[Dataset records]
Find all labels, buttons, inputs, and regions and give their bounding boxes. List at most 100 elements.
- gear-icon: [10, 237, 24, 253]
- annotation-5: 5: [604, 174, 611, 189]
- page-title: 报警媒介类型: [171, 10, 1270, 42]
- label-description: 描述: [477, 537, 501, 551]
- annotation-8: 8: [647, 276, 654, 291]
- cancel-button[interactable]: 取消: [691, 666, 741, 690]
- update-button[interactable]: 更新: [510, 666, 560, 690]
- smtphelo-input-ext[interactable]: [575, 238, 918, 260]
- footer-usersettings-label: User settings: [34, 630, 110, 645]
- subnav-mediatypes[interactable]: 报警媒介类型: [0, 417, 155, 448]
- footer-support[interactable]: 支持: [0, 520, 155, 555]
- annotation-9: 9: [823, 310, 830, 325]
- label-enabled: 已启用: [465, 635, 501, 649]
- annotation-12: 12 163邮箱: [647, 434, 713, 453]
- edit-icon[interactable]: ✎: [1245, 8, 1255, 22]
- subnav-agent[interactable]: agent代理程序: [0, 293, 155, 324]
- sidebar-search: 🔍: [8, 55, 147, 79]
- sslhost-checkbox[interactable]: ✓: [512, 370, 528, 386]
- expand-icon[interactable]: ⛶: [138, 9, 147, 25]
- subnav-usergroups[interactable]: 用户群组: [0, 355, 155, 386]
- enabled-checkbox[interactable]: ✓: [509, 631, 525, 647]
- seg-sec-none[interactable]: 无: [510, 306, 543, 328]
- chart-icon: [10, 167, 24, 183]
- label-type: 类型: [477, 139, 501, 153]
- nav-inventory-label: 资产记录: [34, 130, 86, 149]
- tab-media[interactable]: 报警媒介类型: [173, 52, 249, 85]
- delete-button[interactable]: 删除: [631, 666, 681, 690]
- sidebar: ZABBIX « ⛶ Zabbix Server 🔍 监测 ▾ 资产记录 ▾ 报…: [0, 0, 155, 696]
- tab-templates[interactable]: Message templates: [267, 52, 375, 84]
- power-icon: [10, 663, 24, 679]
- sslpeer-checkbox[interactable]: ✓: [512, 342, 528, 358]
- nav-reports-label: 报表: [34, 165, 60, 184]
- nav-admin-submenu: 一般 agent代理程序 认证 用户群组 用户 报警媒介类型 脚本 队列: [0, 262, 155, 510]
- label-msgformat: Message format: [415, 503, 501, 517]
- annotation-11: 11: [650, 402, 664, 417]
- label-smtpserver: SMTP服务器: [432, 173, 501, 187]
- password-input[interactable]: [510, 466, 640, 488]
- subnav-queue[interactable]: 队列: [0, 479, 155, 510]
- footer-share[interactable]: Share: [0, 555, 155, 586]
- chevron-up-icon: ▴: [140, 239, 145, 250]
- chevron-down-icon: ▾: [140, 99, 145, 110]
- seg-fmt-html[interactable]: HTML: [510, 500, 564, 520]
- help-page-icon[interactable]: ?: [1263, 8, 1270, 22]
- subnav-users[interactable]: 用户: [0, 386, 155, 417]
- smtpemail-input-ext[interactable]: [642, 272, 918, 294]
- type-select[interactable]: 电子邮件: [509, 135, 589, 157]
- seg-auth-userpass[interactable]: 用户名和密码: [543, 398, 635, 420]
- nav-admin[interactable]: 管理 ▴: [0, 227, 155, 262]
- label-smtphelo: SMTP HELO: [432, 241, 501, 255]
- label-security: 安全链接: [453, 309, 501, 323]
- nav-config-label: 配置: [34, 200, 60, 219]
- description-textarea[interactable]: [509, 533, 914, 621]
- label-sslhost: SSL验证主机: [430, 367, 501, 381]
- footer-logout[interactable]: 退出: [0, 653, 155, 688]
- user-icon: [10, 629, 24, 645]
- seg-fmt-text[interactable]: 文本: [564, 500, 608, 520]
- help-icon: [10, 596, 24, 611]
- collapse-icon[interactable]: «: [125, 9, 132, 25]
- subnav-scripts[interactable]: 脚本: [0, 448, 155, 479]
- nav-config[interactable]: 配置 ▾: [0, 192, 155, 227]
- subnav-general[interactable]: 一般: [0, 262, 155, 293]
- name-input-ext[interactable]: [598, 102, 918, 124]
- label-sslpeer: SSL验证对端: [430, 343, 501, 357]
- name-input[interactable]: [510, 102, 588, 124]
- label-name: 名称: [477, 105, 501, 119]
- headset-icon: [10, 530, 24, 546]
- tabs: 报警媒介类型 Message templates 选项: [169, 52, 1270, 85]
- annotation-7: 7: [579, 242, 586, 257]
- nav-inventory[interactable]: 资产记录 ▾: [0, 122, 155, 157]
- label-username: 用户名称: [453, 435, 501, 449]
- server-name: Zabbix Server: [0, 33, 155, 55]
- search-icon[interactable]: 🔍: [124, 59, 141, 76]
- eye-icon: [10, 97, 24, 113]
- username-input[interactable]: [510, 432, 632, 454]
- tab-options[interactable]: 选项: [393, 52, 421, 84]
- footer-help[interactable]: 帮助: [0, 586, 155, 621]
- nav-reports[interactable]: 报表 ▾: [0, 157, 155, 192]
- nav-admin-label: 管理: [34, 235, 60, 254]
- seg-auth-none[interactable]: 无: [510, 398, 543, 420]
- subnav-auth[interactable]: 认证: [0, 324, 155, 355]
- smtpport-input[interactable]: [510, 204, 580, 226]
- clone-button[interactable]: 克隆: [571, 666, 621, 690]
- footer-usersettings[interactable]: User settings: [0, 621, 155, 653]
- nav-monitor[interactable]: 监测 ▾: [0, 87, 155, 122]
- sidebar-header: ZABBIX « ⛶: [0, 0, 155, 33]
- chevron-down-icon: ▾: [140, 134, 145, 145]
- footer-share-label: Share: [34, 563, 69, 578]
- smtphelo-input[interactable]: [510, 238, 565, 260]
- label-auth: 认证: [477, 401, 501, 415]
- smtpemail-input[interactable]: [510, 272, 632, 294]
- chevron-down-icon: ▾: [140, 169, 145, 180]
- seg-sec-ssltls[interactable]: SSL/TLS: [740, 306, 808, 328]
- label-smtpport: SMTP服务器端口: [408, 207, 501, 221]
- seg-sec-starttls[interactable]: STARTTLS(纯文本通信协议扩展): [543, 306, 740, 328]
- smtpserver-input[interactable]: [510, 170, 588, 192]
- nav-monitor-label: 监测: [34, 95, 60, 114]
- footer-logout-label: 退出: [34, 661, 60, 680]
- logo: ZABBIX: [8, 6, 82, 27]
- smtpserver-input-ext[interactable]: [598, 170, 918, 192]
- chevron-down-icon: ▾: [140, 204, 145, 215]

WHAT YOU HAVE TO DO - Transcribe the entire listing above line by line, keeping every character unchanged.

WRITTEN ANSWER -
Find all labels, buttons, inputs, and regions and give their bounding boxes. List at most 100 elements.
- gear-icon: [10, 237, 24, 253]
- annotation-5: 5: [604, 174, 611, 189]
- page-title: 报警媒介类型: [171, 10, 1270, 42]
- label-description: 描述: [477, 537, 501, 551]
- annotation-8: 8: [647, 276, 654, 291]
- cancel-button[interactable]: 取消: [691, 666, 741, 690]
- update-button[interactable]: 更新: [510, 666, 560, 690]
- smtphelo-input-ext[interactable]: [575, 238, 918, 260]
- footer-usersettings-label: User settings: [34, 630, 110, 645]
- subnav-mediatypes[interactable]: 报警媒介类型: [0, 417, 155, 448]
- footer-support[interactable]: 支持: [0, 520, 155, 555]
- annotation-9: 9: [823, 310, 830, 325]
- label-enabled: 已启用: [465, 635, 501, 649]
- annotation-12: 12 163邮箱: [647, 434, 713, 453]
- edit-icon[interactable]: ✎: [1245, 8, 1255, 22]
- subnav-agent[interactable]: agent代理程序: [0, 293, 155, 324]
- sidebar-search: 🔍: [8, 55, 147, 79]
- sslhost-checkbox[interactable]: ✓: [512, 370, 528, 386]
- expand-icon[interactable]: ⛶: [138, 9, 147, 25]
- subnav-usergroups[interactable]: 用户群组: [0, 355, 155, 386]
- enabled-checkbox[interactable]: ✓: [509, 631, 525, 647]
- seg-sec-none[interactable]: 无: [510, 306, 543, 328]
- chart-icon: [10, 167, 24, 183]
- label-type: 类型: [477, 139, 501, 153]
- nav-inventory-label: 资产记录: [34, 130, 86, 149]
- tab-media[interactable]: 报警媒介类型: [173, 52, 249, 85]
- delete-button[interactable]: 删除: [631, 666, 681, 690]
- sidebar: ZABBIX « ⛶ Zabbix Server 🔍 监测 ▾ 资产记录 ▾ 报…: [0, 0, 155, 696]
- tab-templates[interactable]: Message templates: [267, 52, 375, 84]
- power-icon: [10, 663, 24, 679]
- sslpeer-checkbox[interactable]: ✓: [512, 342, 528, 358]
- nav-reports-label: 报表: [34, 165, 60, 184]
- nav-admin-submenu: 一般 agent代理程序 认证 用户群组 用户 报警媒介类型 脚本 队列: [0, 262, 155, 510]
- label-msgformat: Message format: [415, 503, 501, 517]
- annotation-11: 11: [650, 402, 664, 417]
- label-smtpserver: SMTP服务器: [432, 173, 501, 187]
- password-input[interactable]: [510, 466, 640, 488]
- subnav-queue[interactable]: 队列: [0, 479, 155, 510]
- footer-share[interactable]: Share: [0, 555, 155, 586]
- chevron-up-icon: ▴: [140, 239, 145, 250]
- chevron-down-icon: ▾: [140, 99, 145, 110]
- seg-fmt-html[interactable]: HTML: [510, 500, 564, 520]
- help-page-icon[interactable]: ?: [1263, 8, 1270, 22]
- subnav-users[interactable]: 用户: [0, 386, 155, 417]
- smtpemail-input-ext[interactable]: [642, 272, 918, 294]
- type-select[interactable]: 电子邮件: [509, 135, 589, 157]
- seg-auth-userpass[interactable]: 用户名和密码: [543, 398, 635, 420]
- nav-admin[interactable]: 管理 ▴: [0, 227, 155, 262]
- label-smtphelo: SMTP HELO: [432, 241, 501, 255]
- label-security: 安全链接: [453, 309, 501, 323]
- nav-config-label: 配置: [34, 200, 60, 219]
- description-textarea[interactable]: [509, 533, 914, 621]
- label-sslhost: SSL验证主机: [430, 367, 501, 381]
- footer-logout[interactable]: 退出: [0, 653, 155, 688]
- user-icon: [10, 629, 24, 645]
- seg-fmt-text[interactable]: 文本: [564, 500, 608, 520]
- help-icon: [10, 596, 24, 611]
- collapse-icon[interactable]: «: [125, 9, 132, 25]
- subnav-scripts[interactable]: 脚本: [0, 448, 155, 479]
- nav-config[interactable]: 配置 ▾: [0, 192, 155, 227]
- subnav-general[interactable]: 一般: [0, 262, 155, 293]
- name-input-ext[interactable]: [598, 102, 918, 124]
- label-sslpeer: SSL验证对端: [430, 343, 501, 357]
- name-input[interactable]: [510, 102, 588, 124]
- label-name: 名称: [477, 105, 501, 119]
- headset-icon: [10, 530, 24, 546]
- tabs: 报警媒介类型 Message templates 选项: [169, 52, 1270, 85]
- annotation-7: 7: [579, 242, 586, 257]
- nav-inventory[interactable]: 资产记录 ▾: [0, 122, 155, 157]
- label-username: 用户名称: [453, 435, 501, 449]
- server-name: Zabbix Server: [0, 33, 155, 55]
- search-icon[interactable]: 🔍: [124, 59, 141, 76]
- eye-icon: [10, 97, 24, 113]
- username-input[interactable]: [510, 432, 632, 454]
- tab-options[interactable]: 选项: [393, 52, 421, 84]
- footer-help[interactable]: 帮助: [0, 586, 155, 621]
- nav-reports[interactable]: 报表 ▾: [0, 157, 155, 192]
- nav-admin-label: 管理: [34, 235, 60, 254]
- seg-auth-none[interactable]: 无: [510, 398, 543, 420]
- subnav-auth[interactable]: 认证: [0, 324, 155, 355]
- smtpport-input[interactable]: [510, 204, 580, 226]
- clone-button[interactable]: 克隆: [571, 666, 621, 690]
- footer-usersettings[interactable]: User settings: [0, 621, 155, 653]
- nav-monitor[interactable]: 监测 ▾: [0, 87, 155, 122]
- sidebar-header: ZABBIX « ⛶: [0, 0, 155, 33]
- chevron-down-icon: ▾: [140, 134, 145, 145]
- footer-share-label: Share: [34, 563, 69, 578]
- smtphelo-input[interactable]: [510, 238, 565, 260]
- label-auth: 认证: [477, 401, 501, 415]
- smtpemail-input[interactable]: [510, 272, 632, 294]
- chevron-down-icon: ▾: [140, 169, 145, 180]
- seg-sec-ssltls[interactable]: SSL/TLS: [740, 306, 808, 328]
- label-smtpport: SMTP服务器端口: [408, 207, 501, 221]
- seg-sec-starttls[interactable]: STARTTLS(纯文本通信协议扩展): [543, 306, 740, 328]
- smtpserver-input[interactable]: [510, 170, 588, 192]
- nav-monitor-label: 监测: [34, 95, 60, 114]
- footer-logout-label: 退出: [34, 661, 60, 680]
- logo: ZABBIX: [8, 6, 82, 27]
- smtpserver-input-ext[interactable]: [598, 170, 918, 192]
- chevron-down-icon: ▾: [140, 204, 145, 215]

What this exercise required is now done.